**EXCERPTED RECORDS**

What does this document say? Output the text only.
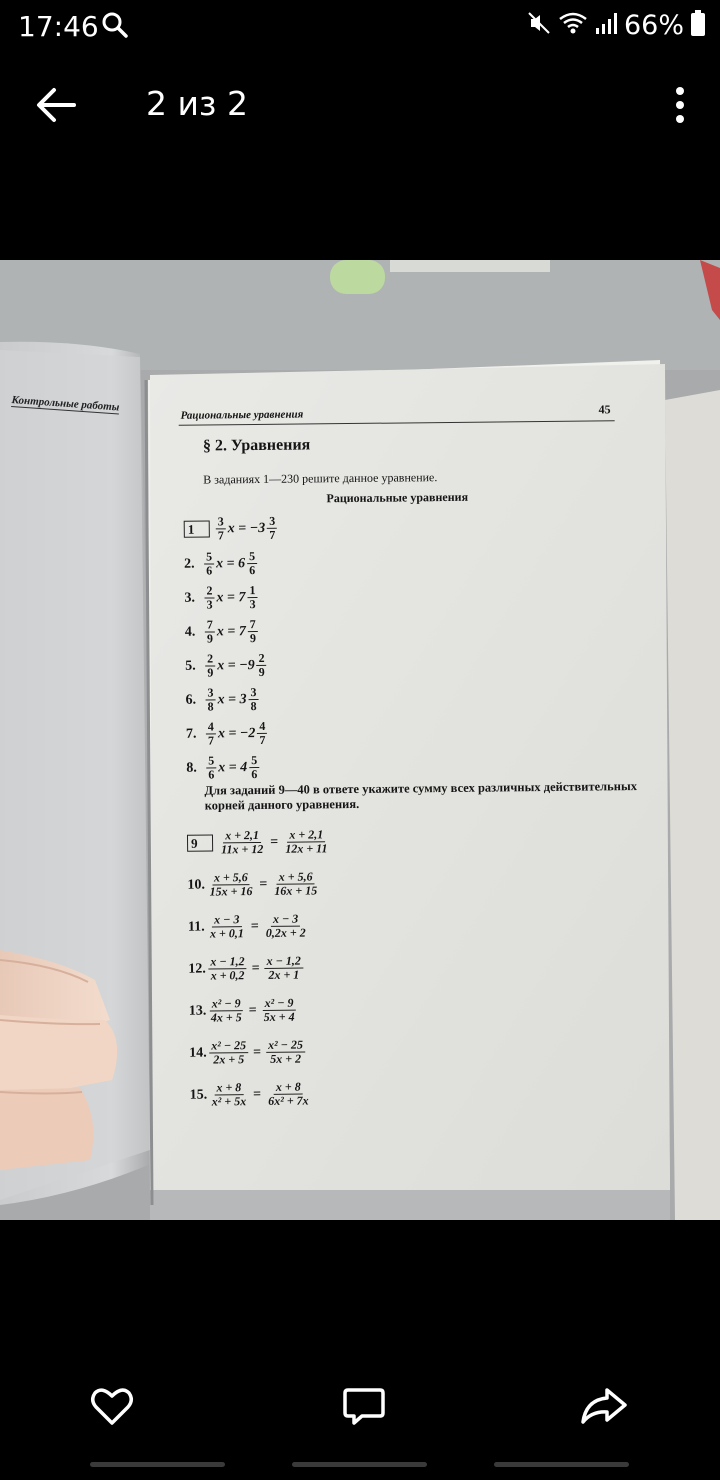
17:46	66%
2 из 2
Контрольные работы
Рациональные уравнения	45
§ 2. Уравнения
В заданиях 1—230 решите данное уравнение.
Рациональные уравнения
1	$\frac{3}{7}$ $x = -3 \frac{3}{7}$
2. $\frac{5}{6}$ $x = 6 \frac{5}{6}$
3. $\frac{2}{3}$ $x = 7 \frac{1}{3}$
4. $\frac{7}{9}$ $x = 7 \frac{7}{9}$
5. $\frac{2}{9}$ $x = -9 \frac{2}{9}$
6. $\frac{3}{8}$ $x = 3 \frac{3}{8}$
7. $\frac{4}{7}$ $x = -2 \frac{4}{7}$
8. $\frac{5}{6}$ $x = 4 \frac{5}{6}$
Для заданий 9—40 в ответе укажите сумму всех различных действительных корней данного уравнения.
9	$\frac{x + 2,1}{11x + 12} = \frac{x + 2,1}{12x + 11}$
10. $\frac{x + 5,6}{15x + 16} = \frac{x + 5,6}{16x + 15}$
11. $\frac{x - 3}{x + 0,1} = \frac{x - 3}{0,2x + 2}$
12. $\frac{x - 1,2}{x + 0,2} = \frac{x - 1,2}{2x + 1}$
13. $\frac{\text{x² − 9}}{4x + 5} = \frac{\text{x² − 9}}{5x + 4}$
14. $\frac{\text{x² − 25}}{2x + 5} = \frac{\text{x² − 25}}{5x + 2}$
15. $\frac{x + 8}{\text{x² + 5x}} = \frac{x + 8}{\text{6x² + 7x}}$
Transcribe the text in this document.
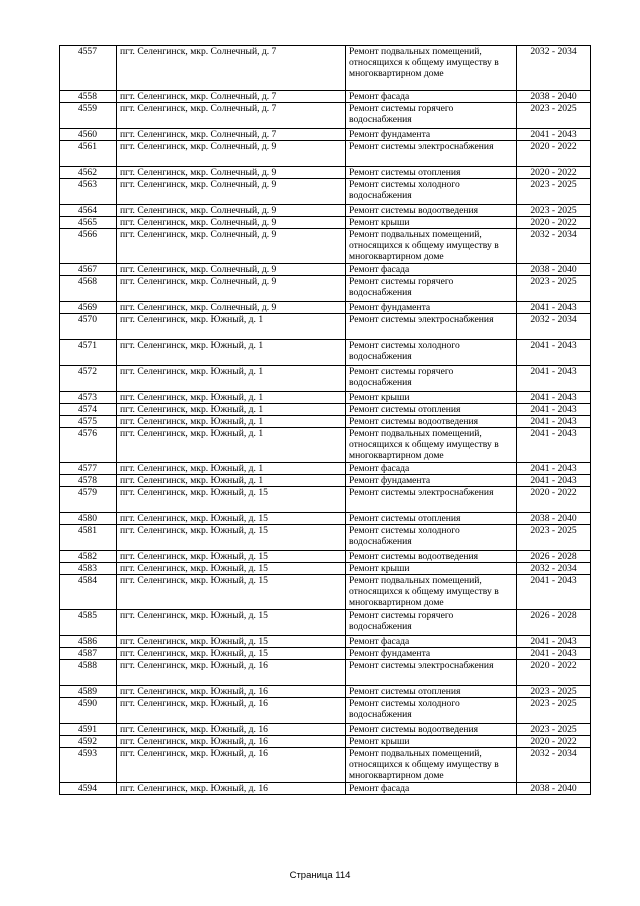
4557	пгт. Селенгинск, мкр. Солнечный, д. 7	Ремонт подвальных помещений, относящихся к общему имуществу в многоквартирном доме	2032 - 2034
4558	пгт. Селенгинск, мкр. Солнечный, д. 7	Ремонт фасада	2038 - 2040
4559	пгт. Селенгинск, мкр. Солнечный, д. 7	Ремонт системы горячего водоснабжения	2023 - 2025
4560	пгт. Селенгинск, мкр. Солнечный, д. 7	Ремонт фундамента	2041 - 2043
4561	пгт. Селенгинск, мкр. Солнечный, д. 9	Ремонт системы электроснабжения	2020 - 2022
4562	пгт. Селенгинск, мкр. Солнечный, д. 9	Ремонт системы отопления	2020 - 2022
4563	пгт. Селенгинск, мкр. Солнечный, д. 9	Ремонт системы холодного водоснабжения	2023 - 2025
4564	пгт. Селенгинск, мкр. Солнечный, д. 9	Ремонт системы водоотведения	2023 - 2025
4565	пгт. Селенгинск, мкр. Солнечный, д. 9	Ремонт крыши	2020 - 2022
4566	пгт. Селенгинск, мкр. Солнечный, д. 9	Ремонт подвальных помещений, относящихся к общему имуществу в многоквартирном доме	2032 - 2034
4567	пгт. Селенгинск, мкр. Солнечный, д. 9	Ремонт фасада	2038 - 2040
4568	пгт. Селенгинск, мкр. Солнечный, д. 9	Ремонт системы горячего водоснабжения	2023 - 2025
4569	пгт. Селенгинск, мкр. Солнечный, д. 9	Ремонт фундамента	2041 - 2043
4570	пгт. Селенгинск, мкр. Южный, д. 1	Ремонт системы электроснабжения	2032 - 2034
4571	пгт. Селенгинск, мкр. Южный, д. 1	Ремонт системы холодного водоснабжения	2041 - 2043
4572	пгт. Селенгинск, мкр. Южный, д. 1	Ремонт системы горячего водоснабжения	2041 - 2043
4573	пгт. Селенгинск, мкр. Южный, д. 1	Ремонт крыши	2041 - 2043
4574	пгт. Селенгинск, мкр. Южный, д. 1	Ремонт системы отопления	2041 - 2043
4575	пгт. Селенгинск, мкр. Южный, д. 1	Ремонт системы водоотведения	2041 - 2043
4576	пгт. Селенгинск, мкр. Южный, д. 1	Ремонт подвальных помещений, относящихся к общему имуществу в многоквартирном доме	2041 - 2043
4577	пгт. Селенгинск, мкр. Южный, д. 1	Ремонт фасада	2041 - 2043
4578	пгт. Селенгинск, мкр. Южный, д. 1	Ремонт фундамента	2041 - 2043
4579	пгт. Селенгинск, мкр. Южный, д. 15	Ремонт системы электроснабжения	2020 - 2022
4580	пгт. Селенгинск, мкр. Южный, д. 15	Ремонт системы отопления	2038 - 2040
4581	пгт. Селенгинск, мкр. Южный, д. 15	Ремонт системы холодного водоснабжения	2023 - 2025
4582	пгт. Селенгинск, мкр. Южный, д. 15	Ремонт системы водоотведения	2026 - 2028
4583	пгт. Селенгинск, мкр. Южный, д. 15	Ремонт крыши	2032 - 2034
4584	пгт. Селенгинск, мкр. Южный, д. 15	Ремонт подвальных помещений, относящихся к общему имуществу в многоквартирном доме	2041 - 2043
4585	пгт. Селенгинск, мкр. Южный, д. 15	Ремонт системы горячего водоснабжения	2026 - 2028
4586	пгт. Селенгинск, мкр. Южный, д. 15	Ремонт фасада	2041 - 2043
4587	пгт. Селенгинск, мкр. Южный, д. 15	Ремонт фундамента	2041 - 2043
4588	пгт. Селенгинск, мкр. Южный, д. 16	Ремонт системы электроснабжения	2020 - 2022
4589	пгт. Селенгинск, мкр. Южный, д. 16	Ремонт системы отопления	2023 - 2025
4590	пгт. Селенгинск, мкр. Южный, д. 16	Ремонт системы холодного водоснабжения	2023 - 2025
4591	пгт. Селенгинск, мкр. Южный, д. 16	Ремонт системы водоотведения	2023 - 2025
4592	пгт. Селенгинск, мкр. Южный, д. 16	Ремонт крыши	2020 - 2022
4593	пгт. Селенгинск, мкр. Южный, д. 16	Ремонт подвальных помещений, относящихся к общему имуществу в многоквартирном доме	2032 - 2034
4594	пгт. Селенгинск, мкр. Южный, д. 16	Ремонт фасада	2038 - 2040
Страница 114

**EXERCISE REQUIREMENTS**
Copy each line of the entries that includes the word "горячего".

**OUTPUT BELOW**
4559	пгт. Селенгинск, мкр. Солнечный, д. 7	Ремонт системы горячего водоснабжения	2023 - 2025
4568	пгт. Селенгинск, мкр. Солнечный, д. 9	Ремонт системы горячего водоснабжения	2023 - 2025
4572	пгт. Селенгинск, мкр. Южный, д. 1	Ремонт системы горячего водоснабжения	2041 - 2043
4585	пгт. Селенгинск, мкр. Южный, д. 15	Ремонт системы горячего водоснабжения	2026 - 2028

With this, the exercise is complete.